• WHAT THE TASK ASKS
Copy all the entries word for word, but omit the pictures.

## BEGIN EXERCISE DATA

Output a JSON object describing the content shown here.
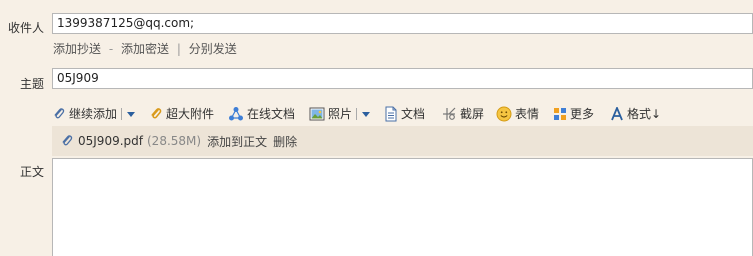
{
  "recipient": {
    "label": "收件人",
    "value": "1399387125@qq.com;"
  },
  "recipient_links": {
    "cc": "添加抄送",
    "sep1": "-",
    "bcc": "添加密送",
    "sep2": "|",
    "separate": "分别发送"
  },
  "subject": {
    "label": "主题",
    "value": "05J909"
  },
  "toolbar": {
    "continue_add": "继续添加",
    "large_attachment": "超大附件",
    "online_doc": "在线文档",
    "photo": "照片",
    "document": "文档",
    "screenshot": "截屏",
    "emoji": "表情",
    "more": "更多",
    "format": "格式↓"
  },
  "attachment": {
    "filename": "05J909.pdf",
    "size": "(28.58M)",
    "add_to_body": "添加到正文",
    "delete": "删除"
  },
  "body": {
    "label": "正文",
    "content": ""
  }
}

## END EXERCISE DATA

• SOLUTION TO THE PROBLEM
Output a JSON object describing the content shown here.
{
  "recipient": {
    "label": "收件人",
    "value": "1399387125@qq.com;"
  },
  "recipient_links": {
    "cc": "添加抄送",
    "sep1": "-",
    "bcc": "添加密送",
    "sep2": "|",
    "separate": "分别发送"
  },
  "subject": {
    "label": "主题",
    "value": "05J909"
  },
  "toolbar": {
    "continue_add": "继续添加",
    "large_attachment": "超大附件",
    "online_doc": "在线文档",
    "photo": "照片",
    "document": "文档",
    "screenshot": "截屏",
    "emoji": "表情",
    "more": "更多",
    "format": "格式↓"
  },
  "attachment": {
    "filename": "05J909.pdf",
    "size": "(28.58M)",
    "add_to_body": "添加到正文",
    "delete": "删除"
  },
  "body": {
    "label": "正文",
    "content": ""
  }
}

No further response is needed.